Exercise brief: Repeat the material below word for word and leave out all pictures.

Exercise inputs:
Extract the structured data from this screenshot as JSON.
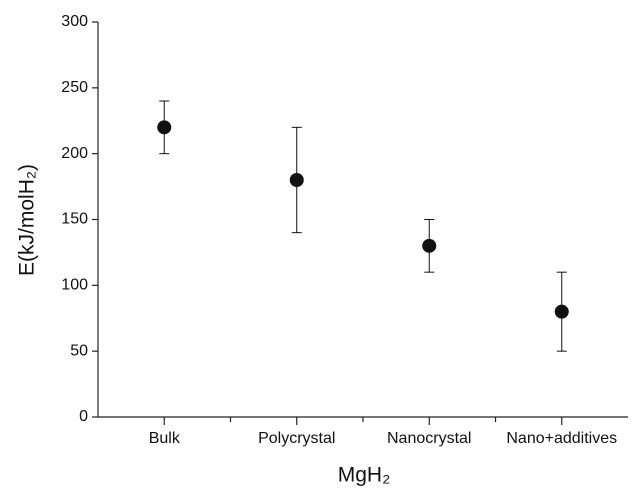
{
  "chart_data": {
    "type": "errorbar",
    "xlabel": "MgH₂",
    "ylabel": "E(kJ/molH₂)",
    "categories": [
      "Bulk",
      "Polycrystal",
      "Nanocrystal",
      "Nano+additives"
    ],
    "values": [
      220,
      180,
      130,
      80
    ],
    "errors": [
      20,
      40,
      20,
      30
    ],
    "color": "#111111",
    "ylim": [
      0,
      300
    ],
    "yticks": [
      0,
      50,
      100,
      150,
      200,
      250,
      300
    ],
    "grid": false
  }
}
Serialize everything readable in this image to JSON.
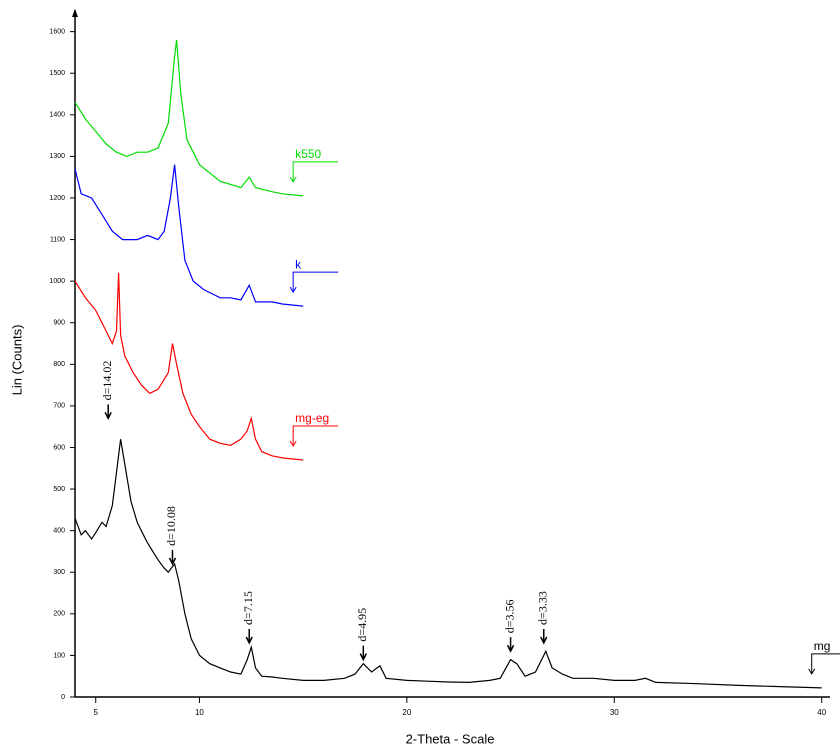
{
  "chart_data": {
    "type": "line",
    "x_label": "2-Theta - Scale",
    "y_label": "Lin (Counts)",
    "xlim": [
      4,
      40.4
    ],
    "ylim": [
      0,
      1640
    ],
    "xticks": [
      5,
      10,
      20,
      30,
      40
    ],
    "yticks": [
      0,
      100,
      200,
      300,
      400,
      500,
      600,
      700,
      800,
      900,
      1000,
      1100,
      1200,
      1300,
      1400,
      1500,
      1600
    ],
    "series": [
      {
        "name": "mg",
        "color": "#000000",
        "x": [
          4,
          4.3,
          4.5,
          4.8,
          5,
          5.3,
          5.5,
          5.8,
          6.0,
          6.2,
          6.4,
          6.7,
          7,
          7.3,
          7.5,
          8,
          8.3,
          8.5,
          8.8,
          9,
          9.3,
          9.6,
          10,
          10.5,
          11,
          11.5,
          12,
          12.3,
          12.5,
          12.7,
          13,
          13.5,
          14,
          15,
          16,
          17,
          17.5,
          17.9,
          18.3,
          18.7,
          19,
          20,
          21,
          22,
          23,
          24,
          24.5,
          25,
          25.3,
          25.7,
          26.2,
          26.7,
          27,
          27.5,
          28,
          29,
          30,
          31,
          31.5,
          32,
          34,
          36,
          38,
          40
        ],
        "values": [
          430,
          390,
          400,
          380,
          395,
          420,
          410,
          460,
          540,
          620,
          560,
          470,
          420,
          390,
          370,
          330,
          310,
          300,
          320,
          280,
          200,
          140,
          100,
          80,
          70,
          60,
          55,
          90,
          120,
          70,
          50,
          48,
          45,
          40,
          40,
          45,
          55,
          80,
          60,
          75,
          45,
          40,
          38,
          36,
          35,
          40,
          45,
          90,
          80,
          50,
          60,
          110,
          70,
          55,
          45,
          45,
          40,
          40,
          45,
          35,
          32,
          28,
          25,
          22
        ]
      },
      {
        "name": "mg-eg",
        "color": "#ff0000",
        "x": [
          4,
          4.5,
          5,
          5.5,
          5.8,
          6.0,
          6.1,
          6.2,
          6.4,
          6.8,
          7.2,
          7.6,
          8,
          8.5,
          8.7,
          8.9,
          9.2,
          9.6,
          10,
          10.5,
          11,
          11.5,
          12,
          12.3,
          12.5,
          12.7,
          13,
          13.5,
          14,
          15
        ],
        "values": [
          1000,
          960,
          930,
          880,
          850,
          880,
          1020,
          870,
          820,
          780,
          750,
          730,
          740,
          780,
          850,
          800,
          730,
          680,
          650,
          620,
          610,
          605,
          620,
          640,
          670,
          620,
          590,
          580,
          575,
          570
        ]
      },
      {
        "name": "k",
        "color": "#0000ff",
        "x": [
          4,
          4.3,
          4.8,
          5.3,
          5.8,
          6.3,
          7,
          7.5,
          8,
          8.3,
          8.6,
          8.8,
          9,
          9.3,
          9.7,
          10.2,
          11,
          11.5,
          12,
          12.4,
          12.7,
          13.5,
          14,
          15
        ],
        "values": [
          1270,
          1210,
          1200,
          1160,
          1120,
          1100,
          1100,
          1110,
          1100,
          1120,
          1200,
          1280,
          1180,
          1050,
          1000,
          980,
          960,
          960,
          955,
          990,
          950,
          950,
          945,
          940
        ]
      },
      {
        "name": "k550",
        "color": "#00dd00",
        "x": [
          4,
          4.5,
          5,
          5.5,
          6,
          6.5,
          7,
          7.5,
          8,
          8.5,
          8.8,
          8.9,
          9.1,
          9.4,
          10,
          11,
          12,
          12.4,
          12.7,
          13.5,
          14,
          15
        ],
        "values": [
          1430,
          1390,
          1360,
          1330,
          1310,
          1300,
          1310,
          1310,
          1320,
          1380,
          1540,
          1580,
          1450,
          1340,
          1280,
          1240,
          1225,
          1250,
          1225,
          1215,
          1210,
          1205
        ]
      }
    ],
    "annotations": [
      {
        "text": "d=14.02",
        "x": 5.6,
        "y": 670
      },
      {
        "text": "d=10.08",
        "x": 8.7,
        "y": 320
      },
      {
        "text": "d=7.15",
        "x": 12.4,
        "y": 130
      },
      {
        "text": "d=4.95",
        "x": 17.9,
        "y": 90
      },
      {
        "text": "d=3.56",
        "x": 25.0,
        "y": 110
      },
      {
        "text": "d=3.33",
        "x": 26.6,
        "y": 130
      }
    ]
  }
}
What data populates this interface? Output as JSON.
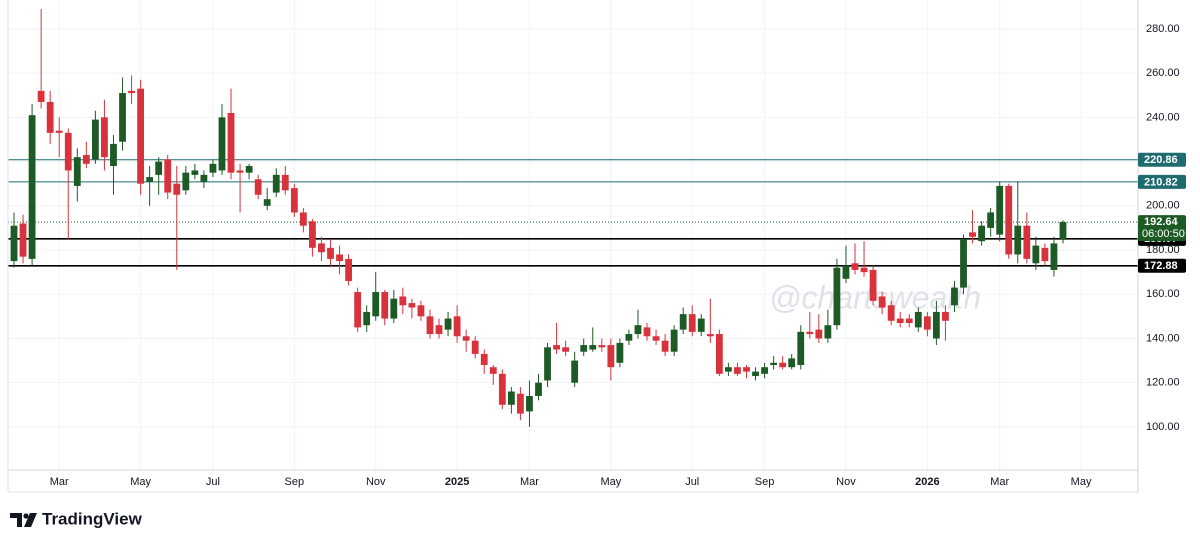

Result of this exercise:
Extract the structured data from this screenshot as JSON.
{
  "chart_data": {
    "type": "errorbar",
    "xlabel": "MgH₂",
    "ylabel": "E(kJ/molH₂)",
    "categories": [
      "Bulk",
      "Polycrystal",
      "Nanocrystal",
      "Nano+additives"
    ],
    "values": [
      220,
      180,
      130,
      80
    ],
    "errors": [
      20,
      40,
      20,
      30
    ],
    "color": "#111111",
    "ylim": [
      0,
      300
    ],
    "yticks": [
      0,
      50,
      100,
      150,
      200,
      250,
      300
    ],
    "grid": false
  }
}
Serialize everything readable in this image to JSON.
{
  "chart_data": {
    "type": "line",
    "x_label": "2-Theta - Scale",
    "y_label": "Lin (Counts)",
    "xlim": [
      4,
      40.4
    ],
    "ylim": [
      0,
      1640
    ],
    "xticks": [
      5,
      10,
      20,
      30,
      40
    ],
    "yticks": [
      0,
      100,
      200,
      300,
      400,
      500,
      600,
      700,
      800,
      900,
      1000,
      1100,
      1200,
      1300,
      1400,
      1500,
      1600
    ],
    "series": [
      {
        "name": "mg",
        "color": "#000000",
        "x": [
          4,
          4.3,
          4.5,
          4.8,
          5,
          5.3,
          5.5,
          5.8,
          6.0,
          6.2,
          6.4,
          6.7,
          7,
          7.3,
          7.5,
          8,
          8.3,
          8.5,
          8.8,
          9,
          9.3,
          9.6,
          10,
          10.5,
          11,
          11.5,
          12,
          12.3,
          12.5,
          12.7,
          13,
          13.5,
          14,
          15,
          16,
          17,
          17.5,
          17.9,
          18.3,
          18.7,
          19,
          20,
          21,
          22,
          23,
          24,
          24.5,
          25,
          25.3,
          25.7,
          26.2,
          26.7,
          27,
          27.5,
          28,
          29,
          30,
          31,
          31.5,
          32,
          34,
          36,
          38,
          40
        ],
        "values": [
          430,
          390,
          400,
          380,
          395,
          420,
          410,
          460,
          540,
          620,
          560,
          470,
          420,
          390,
          370,
          330,
          310,
          300,
          320,
          280,
          200,
          140,
          100,
          80,
          70,
          60,
          55,
          90,
          120,
          70,
          50,
          48,
          45,
          40,
          40,
          45,
          55,
          80,
          60,
          75,
          45,
          40,
          38,
          36,
          35,
          40,
          45,
          90,
          80,
          50,
          60,
          110,
          70,
          55,
          45,
          45,
          40,
          40,
          45,
          35,
          32,
          28,
          25,
          22
        ]
      },
      {
        "name": "mg-eg",
        "color": "#ff0000",
        "x": [
          4,
          4.5,
          5,
          5.5,
          5.8,
          6.0,
          6.1,
          6.2,
          6.4,
          6.8,
          7.2,
          7.6,
          8,
          8.5,
          8.7,
          8.9,
          9.2,
          9.6,
          10,
          10.5,
          11,
          11.5,
          12,
          12.3,
          12.5,
          12.7,
          13,
          13.5,
          14,
          15
        ],
        "values": [
          1000,
          960,
          930,
          880,
          850,
          880,
          1020,
          870,
          820,
          780,
          750,
          730,
          740,
          780,
          850,
          800,
          730,
          680,
          650,
          620,
          610,
          605,
          620,
          640,
          670,
          620,
          590,
          580,
          575,
          570
        ]
      },
      {
        "name": "k",
        "color": "#0000ff",
        "x": [
          4,
          4.3,
          4.8,
          5.3,
          5.8,
          6.3,
          7,
          7.5,
          8,
          8.3,
          8.6,
          8.8,
          9,
          9.3,
          9.7,
          10.2,
          11,
          11.5,
          12,
          12.4,
          12.7,
          13.5,
          14,
          15
        ],
        "values": [
          1270,
          1210,
          1200,
          1160,
          1120,
          1100,
          1100,
          1110,
          1100,
          1120,
          1200,
          1280,
          1180,
          1050,
          1000,
          980,
          960,
          960,
          955,
          990,
          950,
          950,
          945,
          940
        ]
      },
      {
        "name": "k550",
        "color": "#00dd00",
        "x": [
          4,
          4.5,
          5,
          5.5,
          6,
          6.5,
          7,
          7.5,
          8,
          8.5,
          8.8,
          8.9,
          9.1,
          9.4,
          10,
          11,
          12,
          12.4,
          12.7,
          13.5,
          14,
          15
        ],
        "values": [
          1430,
          1390,
          1360,
          1330,
          1310,
          1300,
          1310,
          1310,
          1320,
          1380,
          1540,
          1580,
          1450,
          1340,
          1280,
          1240,
          1225,
          1250,
          1225,
          1215,
          1210,
          1205
        ]
      }
    ],
    "annotations": [
      {
        "text": "d=14.02",
        "x": 5.6,
        "y": 670
      },
      {
        "text": "d=10.08",
        "x": 8.7,
        "y": 320
      },
      {
        "text": "d=7.15",
        "x": 12.4,
        "y": 130
      },
      {
        "text": "d=4.95",
        "x": 17.9,
        "y": 90
      },
      {
        "text": "d=3.56",
        "x": 25.0,
        "y": 110
      },
      {
        "text": "d=3.33",
        "x": 26.6,
        "y": 130
      }
    ]
  }
}
What data populates this interface? Output as JSON.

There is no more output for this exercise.